**What you have to do:**
Pick out every line with the word "text" and copy it.

**Data for the task:**
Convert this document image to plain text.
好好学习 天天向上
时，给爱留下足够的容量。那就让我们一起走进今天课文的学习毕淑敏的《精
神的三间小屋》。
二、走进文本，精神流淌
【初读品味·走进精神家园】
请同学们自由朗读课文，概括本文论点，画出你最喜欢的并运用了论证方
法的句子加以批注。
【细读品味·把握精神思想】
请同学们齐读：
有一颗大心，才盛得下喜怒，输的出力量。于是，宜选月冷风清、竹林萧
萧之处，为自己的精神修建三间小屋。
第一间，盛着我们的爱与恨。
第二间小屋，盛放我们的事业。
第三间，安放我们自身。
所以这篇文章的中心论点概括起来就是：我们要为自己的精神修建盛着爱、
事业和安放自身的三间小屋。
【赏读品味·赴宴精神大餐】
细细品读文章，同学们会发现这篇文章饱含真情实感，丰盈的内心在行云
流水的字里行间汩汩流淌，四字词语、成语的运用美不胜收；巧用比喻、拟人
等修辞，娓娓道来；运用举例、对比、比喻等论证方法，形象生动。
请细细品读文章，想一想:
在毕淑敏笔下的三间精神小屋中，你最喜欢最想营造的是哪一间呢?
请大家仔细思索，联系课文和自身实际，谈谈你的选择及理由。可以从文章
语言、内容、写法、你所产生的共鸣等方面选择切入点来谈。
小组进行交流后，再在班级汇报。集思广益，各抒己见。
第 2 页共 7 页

--

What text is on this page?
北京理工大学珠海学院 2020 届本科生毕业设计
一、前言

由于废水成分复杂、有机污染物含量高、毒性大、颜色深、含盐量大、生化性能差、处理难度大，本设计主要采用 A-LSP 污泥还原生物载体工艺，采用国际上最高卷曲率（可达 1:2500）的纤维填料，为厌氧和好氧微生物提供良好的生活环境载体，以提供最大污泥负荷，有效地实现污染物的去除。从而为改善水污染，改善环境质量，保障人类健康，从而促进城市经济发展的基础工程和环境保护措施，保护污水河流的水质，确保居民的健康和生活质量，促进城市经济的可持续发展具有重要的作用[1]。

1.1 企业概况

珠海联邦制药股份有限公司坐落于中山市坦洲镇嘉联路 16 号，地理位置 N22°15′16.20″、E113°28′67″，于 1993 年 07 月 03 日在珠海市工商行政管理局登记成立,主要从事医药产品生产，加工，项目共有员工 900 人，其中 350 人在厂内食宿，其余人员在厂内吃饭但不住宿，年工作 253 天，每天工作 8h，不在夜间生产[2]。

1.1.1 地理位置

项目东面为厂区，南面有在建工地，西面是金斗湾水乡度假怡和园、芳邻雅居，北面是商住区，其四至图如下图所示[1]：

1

**Exercise solution:**
Convert this document image to plain text.
What text is on this page?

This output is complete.